__PAGE TEXT__
►

Menzies recalled Holt to Canberra as a result of the deaths of three senior ministers in an air accident on 13 August 1940 and he was discharged from the A.I.F. After the elections in September, he was given a full cabinet post and the new portfolio of labour and national service—in recognition of his tact and easy-going disposition—though his major contribution was to introduce child endowment, earning him the epithet, 'godfather of a million children'.
Holt agonized over but eventually supported the ousting of his mentor Menzies in August 1941. The fallen hero forgave this first and last act of disloyalty. Holt retained his portfolio in the short-lived ministry of (Sir) Arthur Fadden, and, when John Curtin took office in October, sat on the Opposition front-bench as spokesman on industrial relations. He attended an abortive unity meeting of non-Labor leaders in Melbourne in February 1943, but was not a prime mover in the discussions which followed the electoral annihilation of the U.A.P. in August and which led to the formation of the Liberal Party. He did, however, support the decision of the parliamentary party in February 1945 to adopt the name 'Liberal', and he was to be a principal and outspoken champion of the anti-socialist cause in the late 1940s.
Two important events affected Holt at the end of the war. His father died in October 1945 and, on 8 October 1946, ten days after the Liberal Party was heavily defeated at the polls, he married with Congregational forms Zara Kate Fell, née Dickins, in her parents' home at Toorak. The two had courted when he was a law student, but, tired of their quarrelling and his general tardiness, she went abroad, and married a British Army officer stationed in India. Holt later claimed that he had kept away because of his Depression-induced poverty, and was devastated by her decision. After Zara's marriage failed, they restored their relationship, by which time she had three sons, of whom the twins—aged 7 in 1946—were possibly conceived during an earlier reunion with Harold.

◄

__GIVEN ENTRIES__
►

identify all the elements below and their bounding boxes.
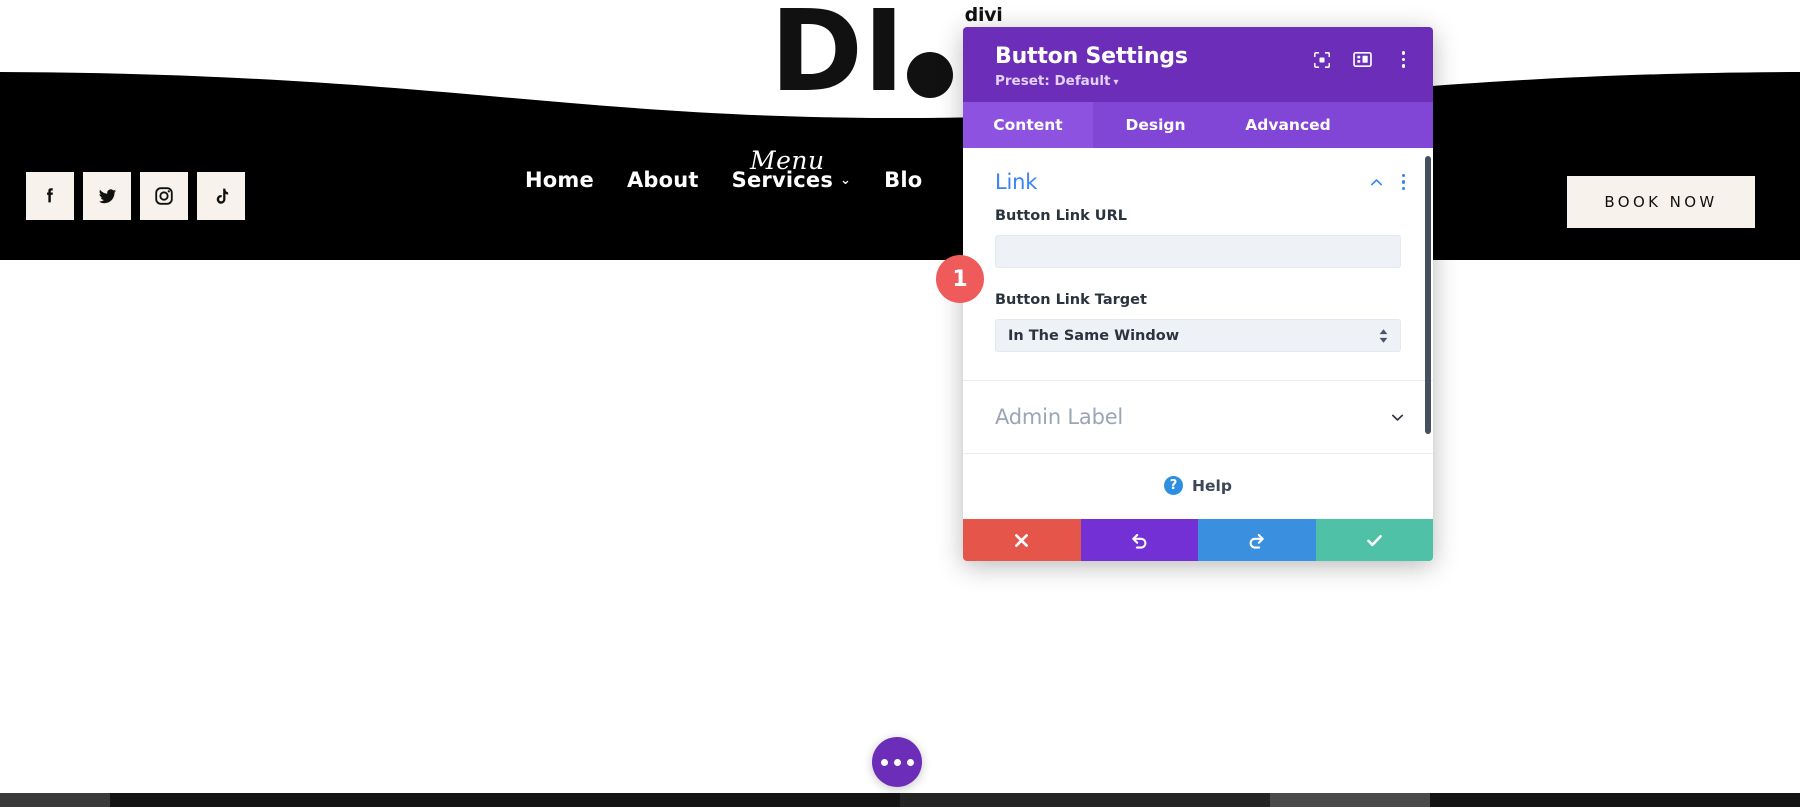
nav-link-blog[interactable]: Blo <box>884 168 922 192</box>
modal-title-group: Button Settings Preset: Default ▾ <box>995 44 1188 89</box>
logo-word-line-1: divi <box>964 4 1003 26</box>
nav-link-list: Home About Services ⌄ Blo <box>525 168 922 192</box>
button-link-target-value: In The Same Window <box>1008 327 1180 344</box>
social-links <box>26 172 245 220</box>
book-now-button[interactable]: BOOK NOW <box>1567 176 1755 228</box>
field-button-link-url-label: Button Link URL <box>995 208 1127 224</box>
modal-title: Button Settings <box>995 44 1188 69</box>
nav-link-home[interactable]: Home <box>525 168 594 192</box>
help-label: Help <box>1192 476 1232 495</box>
logo-dot-icon <box>906 52 953 98</box>
tab-content-label: Content <box>993 116 1063 134</box>
twitter-icon <box>98 188 116 203</box>
save-button[interactable] <box>1315 519 1433 561</box>
section-admin-label-header[interactable]: Admin Label <box>963 381 1433 453</box>
tiktok-icon <box>216 188 228 204</box>
nav-link-blog-label: Blo <box>884 168 923 192</box>
field-button-link-url: Button Link URL <box>963 208 1433 268</box>
bottom-bar-segment-5 <box>1430 793 1800 807</box>
layout-panel-icon[interactable] <box>1353 50 1372 69</box>
modal-tab-bar: Content Design Advanced <box>963 102 1433 148</box>
modal-scrollbar[interactable] <box>1425 156 1431 434</box>
close-icon <box>1015 533 1029 547</box>
logo-letter-d: D <box>770 0 863 117</box>
button-link-url-input[interactable] <box>995 235 1401 268</box>
modal-preset-selector[interactable]: Preset: Default ▾ <box>995 73 1188 89</box>
step-badge-1: 1 <box>936 255 984 303</box>
fab-dot-3 <box>906 758 914 766</box>
bottom-bar-segment-4 <box>1270 793 1430 807</box>
tab-advanced[interactable]: Advanced <box>1218 102 1358 148</box>
social-link-instagram[interactable] <box>140 172 188 220</box>
check-icon <box>1366 534 1382 546</box>
help-row[interactable]: ? Help <box>963 453 1433 519</box>
fab-dot-1 <box>880 758 888 766</box>
instagram-icon <box>155 187 173 205</box>
cancel-button[interactable] <box>963 519 1081 561</box>
screen-root: D I divi int de <box>0 0 1800 807</box>
social-link-facebook[interactable] <box>26 172 74 220</box>
step-badge-number: 1 <box>952 266 968 292</box>
chevron-down-icon: ⌄ <box>840 172 852 188</box>
stepper-arrows-icon <box>1379 328 1388 343</box>
redo-button[interactable] <box>1198 519 1316 561</box>
tab-design-label: Design <box>1125 116 1186 134</box>
logo-letter-i: I <box>862 0 905 117</box>
fullscreen-icon[interactable] <box>1312 50 1331 69</box>
undo-button[interactable] <box>1080 519 1198 561</box>
undo-icon <box>1131 533 1147 549</box>
nav-link-home-label: Home <box>525 168 594 192</box>
field-button-link-target: Button Link Target In The Same Window <box>963 292 1433 352</box>
modal-header-actions <box>1312 50 1413 69</box>
section-link-title: Link <box>995 170 1038 194</box>
bottom-bar-segment-2 <box>110 793 900 807</box>
tab-content[interactable]: Content <box>963 102 1093 148</box>
nav-script-label: Menu <box>750 146 825 175</box>
modal-header: Button Settings Preset: Default ▾ <box>963 27 1433 102</box>
button-link-target-select[interactable]: In The Same Window <box>995 319 1401 352</box>
tab-advanced-label: Advanced <box>1245 116 1331 134</box>
fab-dot-2 <box>893 758 901 766</box>
nav-link-about-label: About <box>626 168 699 192</box>
modal-footer <box>963 519 1433 561</box>
help-icon: ? <box>1164 476 1184 495</box>
section-admin-label-title: Admin Label <box>995 405 1124 429</box>
redo-icon <box>1249 533 1265 549</box>
bottom-status-bar <box>0 793 1800 807</box>
field-button-link-target-label: Button Link Target <box>995 292 1147 308</box>
chevron-down-icon[interactable] <box>1390 410 1405 425</box>
more-options-fab[interactable] <box>872 737 922 787</box>
nav-link-about[interactable]: About <box>627 168 699 192</box>
section-link-controls <box>1369 173 1405 191</box>
bottom-bar-segment-3 <box>900 793 1270 807</box>
primary-navigation: Menu Home About Services ⌄ Blo <box>525 146 922 192</box>
modal-body: Link Button Link URL Button Link Target <box>963 148 1433 519</box>
section-link-overflow-menu-icon[interactable] <box>1401 173 1405 191</box>
section-link-header[interactable]: Link <box>963 148 1433 208</box>
chevron-down-icon: ▾ <box>1113 77 1119 88</box>
button-settings-modal: Button Settings Preset: Default ▾ Conten… <box>963 27 1433 561</box>
social-link-tiktok[interactable] <box>197 172 245 220</box>
book-now-label: BOOK NOW <box>1604 193 1718 211</box>
bottom-bar-segment-1 <box>0 793 110 807</box>
chevron-up-icon[interactable] <box>1369 175 1384 190</box>
overflow-menu-icon[interactable] <box>1394 50 1413 69</box>
social-link-twitter[interactable] <box>83 172 131 220</box>
modal-preset-label: Preset: Default <box>995 73 1111 89</box>
tab-design[interactable]: Design <box>1093 102 1218 148</box>
facebook-icon <box>47 188 53 203</box>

◄

__SHORT EXERCISE A__
Please transcribe the entries from the line with "nav-link-blog[interactable]: Blo <box>884" to the line with "instagram-icon <box>155 187 173 205</box>", with both of those lines included.
__SHORT EXERCISE B__
Write the next part of the passage on Harold Holt, picking up after its last sentence.
The passage on Harold Holt and the entries have no connection to each other.

__EXPECTED OUTPUT A__
nav-link-blog[interactable]: Blo <box>884 168 922 192</box>
modal-title-group: Button Settings Preset: Default ▾ <box>995 44 1188 89</box>
logo-word-line-1: divi <box>964 4 1003 26</box>
nav-link-list: Home About Services ⌄ Blo <box>525 168 922 192</box>
button-link-target-value: In The Same Window <box>1008 327 1180 344</box>
social-links <box>26 172 245 220</box>
book-now-button[interactable]: BOOK NOW <box>1567 176 1755 228</box>
field-button-link-url-label: Button Link URL <box>995 208 1127 224</box>
modal-title: Button Settings <box>995 44 1188 69</box>
nav-link-home[interactable]: Home <box>525 168 594 192</box>
help-label: Help <box>1192 476 1232 495</box>
logo-dot-icon <box>906 52 953 98</box>
tab-content-label: Content <box>993 116 1063 134</box>
twitter-icon <box>98 188 116 203</box>
save-button[interactable] <box>1315 519 1433 561</box>
section-admin-label-header[interactable]: Admin Label <box>963 381 1433 453</box>
tiktok-icon <box>216 188 228 204</box>
nav-link-blog-label: Blo <box>884 168 923 192</box>
field-button-link-url: Button Link URL <box>963 208 1433 268</box>
bottom-bar-segment-5 <box>1430 793 1800 807</box>
layout-panel-icon[interactable] <box>1353 50 1372 69</box>
modal-tab-bar: Content Design Advanced <box>963 102 1433 148</box>
modal-scrollbar[interactable] <box>1425 156 1431 434</box>
close-icon <box>1015 533 1029 547</box>
logo-letter-d: D <box>770 0 863 117</box>
button-link-url-input[interactable] <box>995 235 1401 268</box>
modal-preset-selector[interactable]: Preset: Default ▾ <box>995 73 1188 89</box>
step-badge-1: 1 <box>936 255 984 303</box>
fab-dot-3 <box>906 758 914 766</box>
bottom-bar-segment-4 <box>1270 793 1430 807</box>
tab-advanced[interactable]: Advanced <box>1218 102 1358 148</box>
social-link-instagram[interactable] <box>140 172 188 220</box>
check-icon <box>1366 534 1382 546</box>
help-row[interactable]: ? Help <box>963 453 1433 519</box>
fab-dot-1 <box>880 758 888 766</box>
instagram-icon <box>155 187 173 205</box>

__EXPECTED OUTPUT B__
Eight frustrating years in Opposition ended with the Liberal victory in December 1949. With the support of Albert Monk, president of the Australian Council of Trade Unions, Menzies reappointed Holt minister for labour and national service, and gave him the additional portfolio of immigration which he was to hold until October 1956. Acknowledging Arthur Calwell's role in developing the immigration programme, Holt added his human touch and flexibility to hardship cases and significantly extended the assisted-passage scheme to non-British migrants. Under pressure from his own party, and conforming to his own beliefs, he maintained a preference for British settlers, but their numbers, as a proportion of the intake, fell in the 1950s. He was also committed to the White Australia policy and, ignoring the evidence he encountered at Commonwealth ministerial meetings, expressed his confidence that it did not cause resentment, in part because of tactful administration.
Holt held the labour portfolio until December 1958. An instinctive conciliator, he established such a good relationship with Monk and moderate trade-union leaders that members of his party accused him of excessive fraternization and damned him as an appeaser. Holt's methods contributed to the trend in which, despite an increase in the number of industrial disputes in the 1950s, there was a substantial decline in the number of working days lost. He also introduced important legislation—most notably, to make secret ballots in union elections mandatory (1951), and to separate the conciliation and arbitration processes from the exercise of judicial functions (1956), thus establishing the modern form of the Federal arbitration system.
His middle years were perhaps his happiest, for the successful minister discovered a liking for overseas travel. He had first ventured abroad in 1948 when he attended a meeting of the Commonwealth Parliamentary Association in London, contrived a visit to Paris and stayed up until dawn. In the 1950s he took part in four meetings of the C.P.A. and was chairman (1952-55) of its general council. He was a guest at the coronation of Queen Elizabeth II in 1953, sat at 'my master's elbow' at a Commonwealth prime ministers' conference in London in 1957 and that year presided over the fortieth session of the International Labour Conference at Geneva. Zara accompanied him on almost all of these trips, with their many stopovers, new political and social contacts, opportunities to swim, dine and party, and even to make the Savoy Hotel in London 'a second home'.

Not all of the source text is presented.